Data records
********
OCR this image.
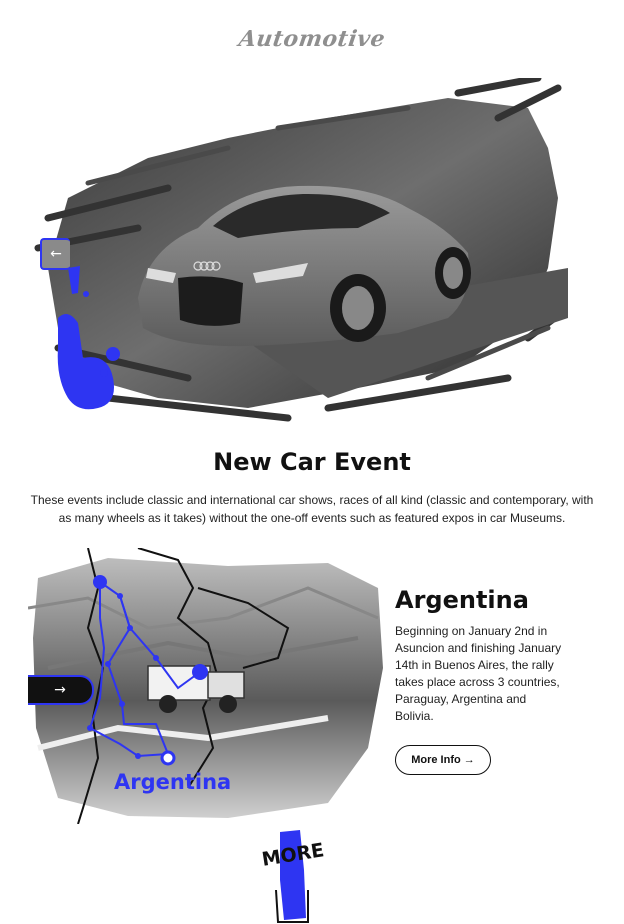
Automotive
←
New Car Event
These events include classic and international car shows, races of all kind (classic and contemporary, with as many wheels as it takes) without the one-off events such as featured expos in car Museums.
→
Argentina
Argentina
Beginning on January 2nd in Asuncion and finishing January 14th in Buenos Aires, the rally takes place across 3 countries, Paraguay, Argentina and Bolivia.
More Info →
MORE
********
[Problem to work on]
Copy every entry exactly as written. Pictures are excluded.

[Result for this task]
OCR this image.
Automotive
←
New Car Event
These events include classic and international car shows, races of all kind (classic and contemporary, with as many wheels as it takes) without the one-off events such as featured expos in car Museums.
→
Argentina
Argentina
Beginning on January 2nd in Asuncion and finishing January 14th in Buenos Aires, the rally takes place across 3 countries, Paraguay, Argentina and Bolivia.
More Info →
MORE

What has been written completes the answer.